### Required task
Copy everything in the data below exactly except the pictures.

Records that describe figures
>>>

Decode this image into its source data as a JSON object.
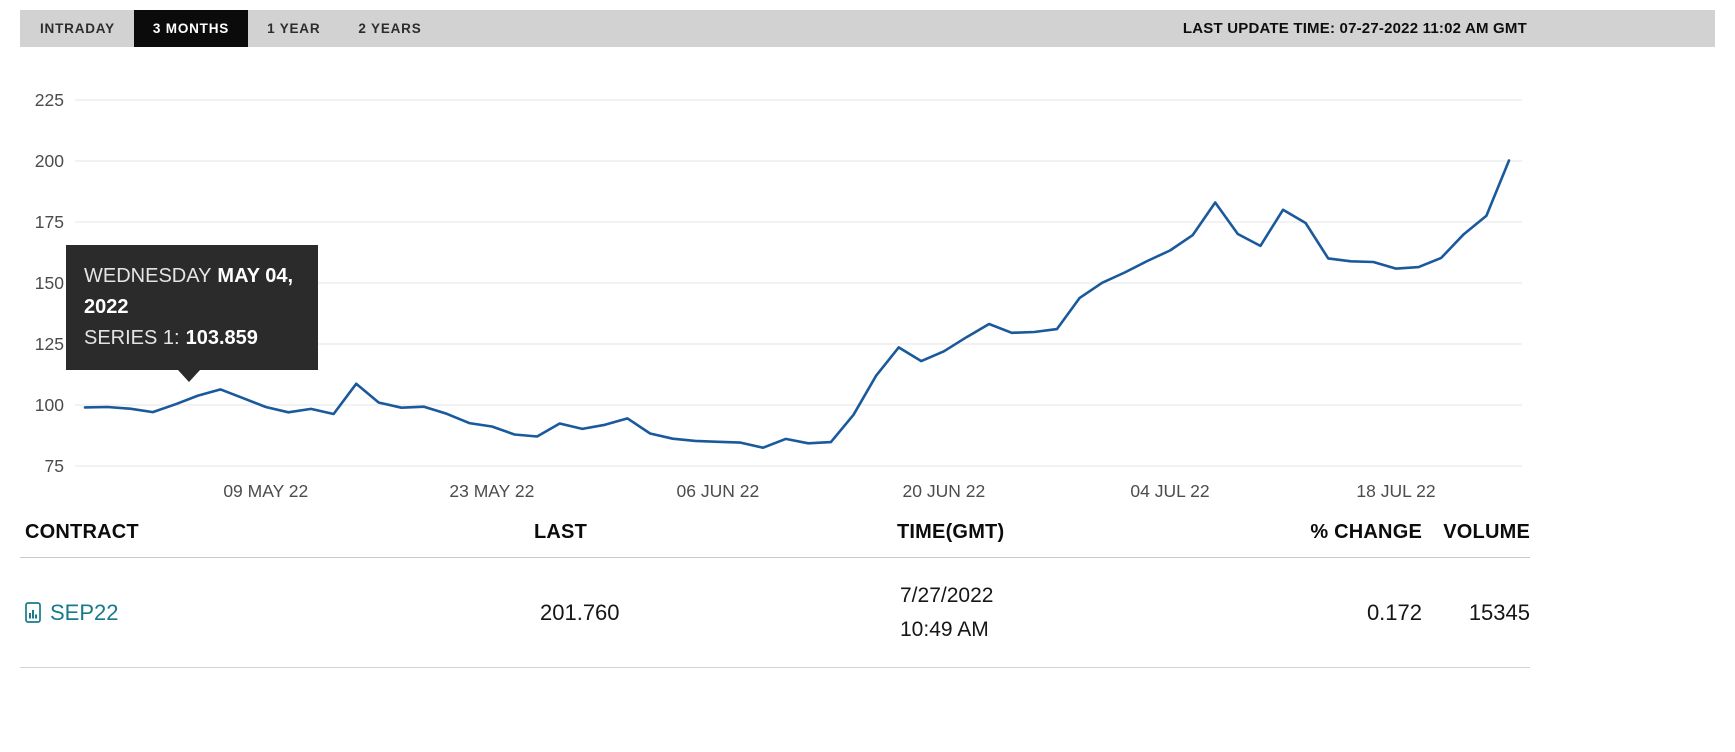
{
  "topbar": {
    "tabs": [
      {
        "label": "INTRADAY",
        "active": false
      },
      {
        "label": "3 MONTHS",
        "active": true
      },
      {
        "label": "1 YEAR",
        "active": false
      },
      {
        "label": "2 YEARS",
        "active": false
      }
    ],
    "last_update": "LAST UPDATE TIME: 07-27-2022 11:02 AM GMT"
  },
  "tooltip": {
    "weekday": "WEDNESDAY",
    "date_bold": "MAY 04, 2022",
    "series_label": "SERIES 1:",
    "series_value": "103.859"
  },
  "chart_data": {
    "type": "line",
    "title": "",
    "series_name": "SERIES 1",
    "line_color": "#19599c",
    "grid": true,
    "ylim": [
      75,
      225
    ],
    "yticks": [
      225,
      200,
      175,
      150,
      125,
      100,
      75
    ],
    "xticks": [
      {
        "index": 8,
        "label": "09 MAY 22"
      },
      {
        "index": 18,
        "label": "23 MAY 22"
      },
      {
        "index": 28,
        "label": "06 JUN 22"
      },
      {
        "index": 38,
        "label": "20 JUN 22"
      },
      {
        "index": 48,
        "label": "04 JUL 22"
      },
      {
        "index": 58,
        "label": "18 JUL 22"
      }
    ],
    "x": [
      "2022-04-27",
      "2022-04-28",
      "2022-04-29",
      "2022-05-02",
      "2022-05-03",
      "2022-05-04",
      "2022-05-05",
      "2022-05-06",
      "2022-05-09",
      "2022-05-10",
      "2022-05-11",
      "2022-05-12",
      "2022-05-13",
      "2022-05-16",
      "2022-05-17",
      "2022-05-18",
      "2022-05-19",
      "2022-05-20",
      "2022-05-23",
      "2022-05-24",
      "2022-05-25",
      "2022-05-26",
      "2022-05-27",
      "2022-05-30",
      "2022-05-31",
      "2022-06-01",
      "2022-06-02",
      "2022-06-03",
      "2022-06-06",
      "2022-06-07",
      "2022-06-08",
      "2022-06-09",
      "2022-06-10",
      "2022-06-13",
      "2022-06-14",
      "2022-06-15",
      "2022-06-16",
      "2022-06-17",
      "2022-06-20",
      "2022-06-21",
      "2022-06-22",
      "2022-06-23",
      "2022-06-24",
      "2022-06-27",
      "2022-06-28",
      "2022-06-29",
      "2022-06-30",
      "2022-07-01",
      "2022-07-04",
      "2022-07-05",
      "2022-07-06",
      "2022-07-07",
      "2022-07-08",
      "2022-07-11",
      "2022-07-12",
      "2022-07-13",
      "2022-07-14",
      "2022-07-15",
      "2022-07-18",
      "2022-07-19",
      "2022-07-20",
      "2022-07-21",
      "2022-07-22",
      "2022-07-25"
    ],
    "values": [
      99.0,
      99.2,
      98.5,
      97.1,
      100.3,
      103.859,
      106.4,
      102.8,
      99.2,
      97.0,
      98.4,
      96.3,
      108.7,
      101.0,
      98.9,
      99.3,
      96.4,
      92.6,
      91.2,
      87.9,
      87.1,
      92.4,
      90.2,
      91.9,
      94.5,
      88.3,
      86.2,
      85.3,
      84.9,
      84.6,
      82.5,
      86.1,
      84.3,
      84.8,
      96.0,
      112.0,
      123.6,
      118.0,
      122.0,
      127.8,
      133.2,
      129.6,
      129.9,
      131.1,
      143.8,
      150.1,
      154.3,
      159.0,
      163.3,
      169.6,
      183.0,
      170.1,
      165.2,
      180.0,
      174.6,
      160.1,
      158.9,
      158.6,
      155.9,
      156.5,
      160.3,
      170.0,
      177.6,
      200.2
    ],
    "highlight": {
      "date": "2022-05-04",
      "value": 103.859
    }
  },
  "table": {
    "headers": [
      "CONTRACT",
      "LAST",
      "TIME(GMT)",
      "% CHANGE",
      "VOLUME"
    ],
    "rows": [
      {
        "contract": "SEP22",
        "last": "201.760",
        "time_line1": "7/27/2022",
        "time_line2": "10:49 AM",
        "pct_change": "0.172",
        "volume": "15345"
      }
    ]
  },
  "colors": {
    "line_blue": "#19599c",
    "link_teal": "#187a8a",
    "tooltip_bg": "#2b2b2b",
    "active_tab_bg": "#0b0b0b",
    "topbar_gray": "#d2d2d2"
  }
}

<<<

### Task result
Decode this image into its source data as a JSON object.
{
  "topbar": {
    "tabs": [
      {
        "label": "INTRADAY",
        "active": false
      },
      {
        "label": "3 MONTHS",
        "active": true
      },
      {
        "label": "1 YEAR",
        "active": false
      },
      {
        "label": "2 YEARS",
        "active": false
      }
    ],
    "last_update": "LAST UPDATE TIME: 07-27-2022 11:02 AM GMT"
  },
  "tooltip": {
    "weekday": "WEDNESDAY",
    "date_bold": "MAY 04, 2022",
    "series_label": "SERIES 1:",
    "series_value": "103.859"
  },
  "chart_data": {
    "type": "line",
    "title": "",
    "series_name": "SERIES 1",
    "line_color": "#19599c",
    "grid": true,
    "ylim": [
      75,
      225
    ],
    "yticks": [
      225,
      200,
      175,
      150,
      125,
      100,
      75
    ],
    "xticks": [
      {
        "index": 8,
        "label": "09 MAY 22"
      },
      {
        "index": 18,
        "label": "23 MAY 22"
      },
      {
        "index": 28,
        "label": "06 JUN 22"
      },
      {
        "index": 38,
        "label": "20 JUN 22"
      },
      {
        "index": 48,
        "label": "04 JUL 22"
      },
      {
        "index": 58,
        "label": "18 JUL 22"
      }
    ],
    "x": [
      "2022-04-27",
      "2022-04-28",
      "2022-04-29",
      "2022-05-02",
      "2022-05-03",
      "2022-05-04",
      "2022-05-05",
      "2022-05-06",
      "2022-05-09",
      "2022-05-10",
      "2022-05-11",
      "2022-05-12",
      "2022-05-13",
      "2022-05-16",
      "2022-05-17",
      "2022-05-18",
      "2022-05-19",
      "2022-05-20",
      "2022-05-23",
      "2022-05-24",
      "2022-05-25",
      "2022-05-26",
      "2022-05-27",
      "2022-05-30",
      "2022-05-31",
      "2022-06-01",
      "2022-06-02",
      "2022-06-03",
      "2022-06-06",
      "2022-06-07",
      "2022-06-08",
      "2022-06-09",
      "2022-06-10",
      "2022-06-13",
      "2022-06-14",
      "2022-06-15",
      "2022-06-16",
      "2022-06-17",
      "2022-06-20",
      "2022-06-21",
      "2022-06-22",
      "2022-06-23",
      "2022-06-24",
      "2022-06-27",
      "2022-06-28",
      "2022-06-29",
      "2022-06-30",
      "2022-07-01",
      "2022-07-04",
      "2022-07-05",
      "2022-07-06",
      "2022-07-07",
      "2022-07-08",
      "2022-07-11",
      "2022-07-12",
      "2022-07-13",
      "2022-07-14",
      "2022-07-15",
      "2022-07-18",
      "2022-07-19",
      "2022-07-20",
      "2022-07-21",
      "2022-07-22",
      "2022-07-25"
    ],
    "values": [
      99.0,
      99.2,
      98.5,
      97.1,
      100.3,
      103.859,
      106.4,
      102.8,
      99.2,
      97.0,
      98.4,
      96.3,
      108.7,
      101.0,
      98.9,
      99.3,
      96.4,
      92.6,
      91.2,
      87.9,
      87.1,
      92.4,
      90.2,
      91.9,
      94.5,
      88.3,
      86.2,
      85.3,
      84.9,
      84.6,
      82.5,
      86.1,
      84.3,
      84.8,
      96.0,
      112.0,
      123.6,
      118.0,
      122.0,
      127.8,
      133.2,
      129.6,
      129.9,
      131.1,
      143.8,
      150.1,
      154.3,
      159.0,
      163.3,
      169.6,
      183.0,
      170.1,
      165.2,
      180.0,
      174.6,
      160.1,
      158.9,
      158.6,
      155.9,
      156.5,
      160.3,
      170.0,
      177.6,
      200.2
    ],
    "highlight": {
      "date": "2022-05-04",
      "value": 103.859
    }
  },
  "table": {
    "headers": [
      "CONTRACT",
      "LAST",
      "TIME(GMT)",
      "% CHANGE",
      "VOLUME"
    ],
    "rows": [
      {
        "contract": "SEP22",
        "last": "201.760",
        "time_line1": "7/27/2022",
        "time_line2": "10:49 AM",
        "pct_change": "0.172",
        "volume": "15345"
      }
    ]
  },
  "colors": {
    "line_blue": "#19599c",
    "link_teal": "#187a8a",
    "tooltip_bg": "#2b2b2b",
    "active_tab_bg": "#0b0b0b",
    "topbar_gray": "#d2d2d2"
  }
}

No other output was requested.